◆ Exercícios
1. Reescreva tudo de "Mas nem todo" até "causar efeito colateral." no texto sobre o killswitch do Linux, trocando "efeito colateral" por "efeitos indesejados".
2. Passe para o inglês esta frase do texto sobre o killswitch do Linux: "Mas nem todo mundo comprou a ideia."

◆ Trecho do texto

==*==

Confira o killswitch do Linux que pode travar falhas críticas antes do patch chegar
Uma proposta para o kernel do Linux quer adicionar um killswitch de emergência: um operador com privilégios poderia forçar uma função do sistema a retornar um valor fixo, sem executar o código original, enquanto a correção oficial ainda não sai do forno.
A ideia nasce de um problema bem conhecido no mundo da segurança: quando uma falha vira pública, muita gente fica mais exposta até o patch chegar. Nesse intervalo, manter o sistema rodando “pelado” pode ser pior do que desativar só a área afetada por um tempo.
O alvo principal são ambientes corporativos e servidores, onde desligar um recurso por um dia pode doer menos do que deixar o kernel vulnerável a um exploit já conhecido. Um caso recente de escalada de privilégios mostrou como essa janela entre descoberta e correção pode ser perigosa.
Mas nem todo mundo comprou a ideia. Tem gente que vê o recurso como uma mitigação de último recurso; outros acham que ele pode quebrar produção de formas criativas e até virar desculpa para não aplicar patch de verdade.
- Pró: ganha tempo contra exploits ativos.
- Contra: pode derrubar funções importantes e causar efeito colateral.
- Na prática: é um plano B poderoso, mas não substitui correção.

==*==

◆ Linhas fornecidas

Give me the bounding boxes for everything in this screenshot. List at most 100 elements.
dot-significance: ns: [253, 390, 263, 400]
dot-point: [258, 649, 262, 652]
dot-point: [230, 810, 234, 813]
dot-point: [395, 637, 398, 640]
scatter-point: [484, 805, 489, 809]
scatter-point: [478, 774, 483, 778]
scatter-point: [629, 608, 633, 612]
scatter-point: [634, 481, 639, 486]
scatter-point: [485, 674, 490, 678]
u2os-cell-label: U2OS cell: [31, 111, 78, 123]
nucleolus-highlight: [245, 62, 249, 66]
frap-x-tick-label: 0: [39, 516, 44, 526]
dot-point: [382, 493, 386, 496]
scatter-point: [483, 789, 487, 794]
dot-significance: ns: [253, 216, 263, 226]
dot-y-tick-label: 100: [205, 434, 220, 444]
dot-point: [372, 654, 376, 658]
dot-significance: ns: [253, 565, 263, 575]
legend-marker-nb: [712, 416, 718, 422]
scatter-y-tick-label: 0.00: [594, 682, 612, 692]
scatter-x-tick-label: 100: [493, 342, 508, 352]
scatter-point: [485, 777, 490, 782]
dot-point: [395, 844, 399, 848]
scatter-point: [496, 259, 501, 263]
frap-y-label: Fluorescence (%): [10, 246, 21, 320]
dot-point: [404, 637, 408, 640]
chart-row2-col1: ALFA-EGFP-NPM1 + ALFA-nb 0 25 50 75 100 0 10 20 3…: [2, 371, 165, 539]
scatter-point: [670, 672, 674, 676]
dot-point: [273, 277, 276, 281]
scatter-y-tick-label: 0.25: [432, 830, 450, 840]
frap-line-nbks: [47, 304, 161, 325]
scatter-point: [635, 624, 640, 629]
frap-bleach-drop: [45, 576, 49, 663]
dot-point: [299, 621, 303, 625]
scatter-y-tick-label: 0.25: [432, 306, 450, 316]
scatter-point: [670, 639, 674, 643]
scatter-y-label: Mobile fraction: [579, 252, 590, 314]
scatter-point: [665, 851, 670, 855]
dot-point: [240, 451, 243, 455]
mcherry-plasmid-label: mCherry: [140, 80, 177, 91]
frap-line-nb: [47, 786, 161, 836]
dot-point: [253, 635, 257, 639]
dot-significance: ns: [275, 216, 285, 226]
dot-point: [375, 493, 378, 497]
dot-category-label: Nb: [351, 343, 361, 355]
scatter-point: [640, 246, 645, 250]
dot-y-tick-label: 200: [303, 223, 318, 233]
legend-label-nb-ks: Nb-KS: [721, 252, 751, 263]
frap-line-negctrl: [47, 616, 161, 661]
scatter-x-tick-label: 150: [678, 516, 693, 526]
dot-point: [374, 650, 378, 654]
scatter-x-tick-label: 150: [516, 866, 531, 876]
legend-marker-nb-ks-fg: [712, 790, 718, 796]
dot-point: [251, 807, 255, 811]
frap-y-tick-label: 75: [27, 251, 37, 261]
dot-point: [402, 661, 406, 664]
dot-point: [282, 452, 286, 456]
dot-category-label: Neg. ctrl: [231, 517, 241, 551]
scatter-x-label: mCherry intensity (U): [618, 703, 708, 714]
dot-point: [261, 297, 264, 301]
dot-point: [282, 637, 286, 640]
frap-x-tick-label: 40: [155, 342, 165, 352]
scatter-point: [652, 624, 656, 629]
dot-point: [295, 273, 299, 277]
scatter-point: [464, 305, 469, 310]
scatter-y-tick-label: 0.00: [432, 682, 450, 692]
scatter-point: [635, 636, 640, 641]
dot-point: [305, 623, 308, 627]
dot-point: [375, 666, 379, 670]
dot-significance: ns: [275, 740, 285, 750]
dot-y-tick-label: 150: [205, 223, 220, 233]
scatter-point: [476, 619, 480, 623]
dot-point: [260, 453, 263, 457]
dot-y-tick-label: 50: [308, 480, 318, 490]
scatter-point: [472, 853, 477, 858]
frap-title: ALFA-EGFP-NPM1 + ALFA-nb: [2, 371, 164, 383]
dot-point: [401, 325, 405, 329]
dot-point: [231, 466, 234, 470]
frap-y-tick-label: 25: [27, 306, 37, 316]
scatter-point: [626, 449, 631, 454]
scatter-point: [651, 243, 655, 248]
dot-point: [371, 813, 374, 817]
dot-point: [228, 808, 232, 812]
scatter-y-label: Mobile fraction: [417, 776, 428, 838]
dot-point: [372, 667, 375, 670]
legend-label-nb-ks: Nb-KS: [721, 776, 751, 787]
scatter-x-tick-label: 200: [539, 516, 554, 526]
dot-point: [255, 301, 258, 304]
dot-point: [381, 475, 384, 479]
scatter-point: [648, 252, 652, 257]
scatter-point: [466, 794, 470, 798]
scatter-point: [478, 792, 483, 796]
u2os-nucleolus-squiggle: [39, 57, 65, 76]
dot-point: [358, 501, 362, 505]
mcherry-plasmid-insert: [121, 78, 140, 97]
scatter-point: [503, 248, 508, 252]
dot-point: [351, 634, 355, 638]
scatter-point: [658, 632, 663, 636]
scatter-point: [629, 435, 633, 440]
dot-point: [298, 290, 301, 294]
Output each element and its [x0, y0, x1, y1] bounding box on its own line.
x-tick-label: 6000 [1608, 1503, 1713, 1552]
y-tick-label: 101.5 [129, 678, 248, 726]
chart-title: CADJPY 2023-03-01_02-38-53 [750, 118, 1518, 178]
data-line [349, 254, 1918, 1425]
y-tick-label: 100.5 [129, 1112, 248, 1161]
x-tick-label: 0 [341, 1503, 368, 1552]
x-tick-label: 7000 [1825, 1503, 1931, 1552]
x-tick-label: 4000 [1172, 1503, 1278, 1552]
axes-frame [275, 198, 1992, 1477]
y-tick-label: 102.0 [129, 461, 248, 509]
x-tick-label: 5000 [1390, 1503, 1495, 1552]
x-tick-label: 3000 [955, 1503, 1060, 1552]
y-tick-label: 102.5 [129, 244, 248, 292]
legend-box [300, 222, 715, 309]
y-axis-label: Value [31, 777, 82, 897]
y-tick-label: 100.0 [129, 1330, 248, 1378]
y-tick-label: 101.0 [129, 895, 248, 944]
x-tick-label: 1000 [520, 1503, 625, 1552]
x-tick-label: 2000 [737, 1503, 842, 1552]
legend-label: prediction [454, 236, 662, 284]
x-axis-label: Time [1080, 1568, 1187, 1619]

==*==

◆ Respostas por item
1.
Mas nem todo mundo comprou a ideia. Tem gente que vê o recurso como uma mitigação de último recurso; outros acham que ele pode quebrar produção de formas criativas e até virar desculpa para não aplicar patch de verdade.
- Pró: ganha tempo contra exploits ativos.
- Contra: pode derrubar funções importantes e causar efeitos indesejados.

2. But not everyone bought into the idea.